[begin The records]

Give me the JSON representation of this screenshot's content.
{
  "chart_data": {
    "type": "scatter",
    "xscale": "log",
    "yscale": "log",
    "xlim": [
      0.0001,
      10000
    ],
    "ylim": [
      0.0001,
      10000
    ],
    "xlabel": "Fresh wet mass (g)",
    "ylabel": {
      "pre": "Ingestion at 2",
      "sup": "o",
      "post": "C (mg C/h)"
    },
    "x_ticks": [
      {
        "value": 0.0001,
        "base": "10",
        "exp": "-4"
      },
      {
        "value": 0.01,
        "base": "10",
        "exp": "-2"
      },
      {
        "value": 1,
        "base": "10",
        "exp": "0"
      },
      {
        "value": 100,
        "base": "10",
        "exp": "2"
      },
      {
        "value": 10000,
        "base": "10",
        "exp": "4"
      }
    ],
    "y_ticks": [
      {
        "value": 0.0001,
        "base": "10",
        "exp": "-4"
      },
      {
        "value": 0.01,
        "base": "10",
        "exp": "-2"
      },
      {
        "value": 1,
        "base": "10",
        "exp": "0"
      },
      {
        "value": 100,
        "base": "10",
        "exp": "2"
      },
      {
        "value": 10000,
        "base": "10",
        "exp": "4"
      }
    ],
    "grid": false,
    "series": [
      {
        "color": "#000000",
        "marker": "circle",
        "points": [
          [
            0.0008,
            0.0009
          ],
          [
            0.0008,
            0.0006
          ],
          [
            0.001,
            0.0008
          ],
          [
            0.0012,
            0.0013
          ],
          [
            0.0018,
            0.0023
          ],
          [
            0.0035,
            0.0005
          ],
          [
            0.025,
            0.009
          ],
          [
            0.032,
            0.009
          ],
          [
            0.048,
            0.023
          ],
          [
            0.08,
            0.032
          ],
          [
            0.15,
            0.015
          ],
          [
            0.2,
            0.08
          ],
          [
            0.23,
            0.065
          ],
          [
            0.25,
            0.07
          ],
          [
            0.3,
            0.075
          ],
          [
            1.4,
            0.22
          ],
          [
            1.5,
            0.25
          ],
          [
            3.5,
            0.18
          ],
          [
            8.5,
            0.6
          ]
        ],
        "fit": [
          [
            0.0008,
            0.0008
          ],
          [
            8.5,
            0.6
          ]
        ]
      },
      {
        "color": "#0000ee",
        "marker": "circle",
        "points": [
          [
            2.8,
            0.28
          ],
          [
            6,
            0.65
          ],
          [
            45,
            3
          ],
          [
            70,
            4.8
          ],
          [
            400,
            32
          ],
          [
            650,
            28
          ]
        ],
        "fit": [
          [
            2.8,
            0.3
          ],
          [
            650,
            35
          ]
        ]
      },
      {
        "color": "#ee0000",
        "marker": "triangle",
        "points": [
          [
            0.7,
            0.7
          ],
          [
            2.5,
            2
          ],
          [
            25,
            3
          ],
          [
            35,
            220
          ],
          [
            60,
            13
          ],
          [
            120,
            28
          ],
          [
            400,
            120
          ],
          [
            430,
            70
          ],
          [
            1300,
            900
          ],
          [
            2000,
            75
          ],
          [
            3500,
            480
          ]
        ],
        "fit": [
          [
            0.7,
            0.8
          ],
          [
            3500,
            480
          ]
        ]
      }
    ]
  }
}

[end The records]

Write the listing out again, exactly as it reads.

▸ **Exercise output**:
Give me the JSON representation of this screenshot's content.
{
  "chart_data": {
    "type": "scatter",
    "xscale": "log",
    "yscale": "log",
    "xlim": [
      0.0001,
      10000
    ],
    "ylim": [
      0.0001,
      10000
    ],
    "xlabel": "Fresh wet mass (g)",
    "ylabel": {
      "pre": "Ingestion at 2",
      "sup": "o",
      "post": "C (mg C/h)"
    },
    "x_ticks": [
      {
        "value": 0.0001,
        "base": "10",
        "exp": "-4"
      },
      {
        "value": 0.01,
        "base": "10",
        "exp": "-2"
      },
      {
        "value": 1,
        "base": "10",
        "exp": "0"
      },
      {
        "value": 100,
        "base": "10",
        "exp": "2"
      },
      {
        "value": 10000,
        "base": "10",
        "exp": "4"
      }
    ],
    "y_ticks": [
      {
        "value": 0.0001,
        "base": "10",
        "exp": "-4"
      },
      {
        "value": 0.01,
        "base": "10",
        "exp": "-2"
      },
      {
        "value": 1,
        "base": "10",
        "exp": "0"
      },
      {
        "value": 100,
        "base": "10",
        "exp": "2"
      },
      {
        "value": 10000,
        "base": "10",
        "exp": "4"
      }
    ],
    "grid": false,
    "series": [
      {
        "color": "#000000",
        "marker": "circle",
        "points": [
          [
            0.0008,
            0.0009
          ],
          [
            0.0008,
            0.0006
          ],
          [
            0.001,
            0.0008
          ],
          [
            0.0012,
            0.0013
          ],
          [
            0.0018,
            0.0023
          ],
          [
            0.0035,
            0.0005
          ],
          [
            0.025,
            0.009
          ],
          [
            0.032,
            0.009
          ],
          [
            0.048,
            0.023
          ],
          [
            0.08,
            0.032
          ],
          [
            0.15,
            0.015
          ],
          [
            0.2,
            0.08
          ],
          [
            0.23,
            0.065
          ],
          [
            0.25,
            0.07
          ],
          [
            0.3,
            0.075
          ],
          [
            1.4,
            0.22
          ],
          [
            1.5,
            0.25
          ],
          [
            3.5,
            0.18
          ],
          [
            8.5,
            0.6
          ]
        ],
        "fit": [
          [
            0.0008,
            0.0008
          ],
          [
            8.5,
            0.6
          ]
        ]
      },
      {
        "color": "#0000ee",
        "marker": "circle",
        "points": [
          [
            2.8,
            0.28
          ],
          [
            6,
            0.65
          ],
          [
            45,
            3
          ],
          [
            70,
            4.8
          ],
          [
            400,
            32
          ],
          [
            650,
            28
          ]
        ],
        "fit": [
          [
            2.8,
            0.3
          ],
          [
            650,
            35
          ]
        ]
      },
      {
        "color": "#ee0000",
        "marker": "triangle",
        "points": [
          [
            0.7,
            0.7
          ],
          [
            2.5,
            2
          ],
          [
            25,
            3
          ],
          [
            35,
            220
          ],
          [
            60,
            13
          ],
          [
            120,
            28
          ],
          [
            400,
            120
          ],
          [
            430,
            70
          ],
          [
            1300,
            900
          ],
          [
            2000,
            75
          ],
          [
            3500,
            480
          ]
        ],
        "fit": [
          [
            0.7,
            0.8
          ],
          [
            3500,
            480
          ]
        ]
      }
    ]
  }
}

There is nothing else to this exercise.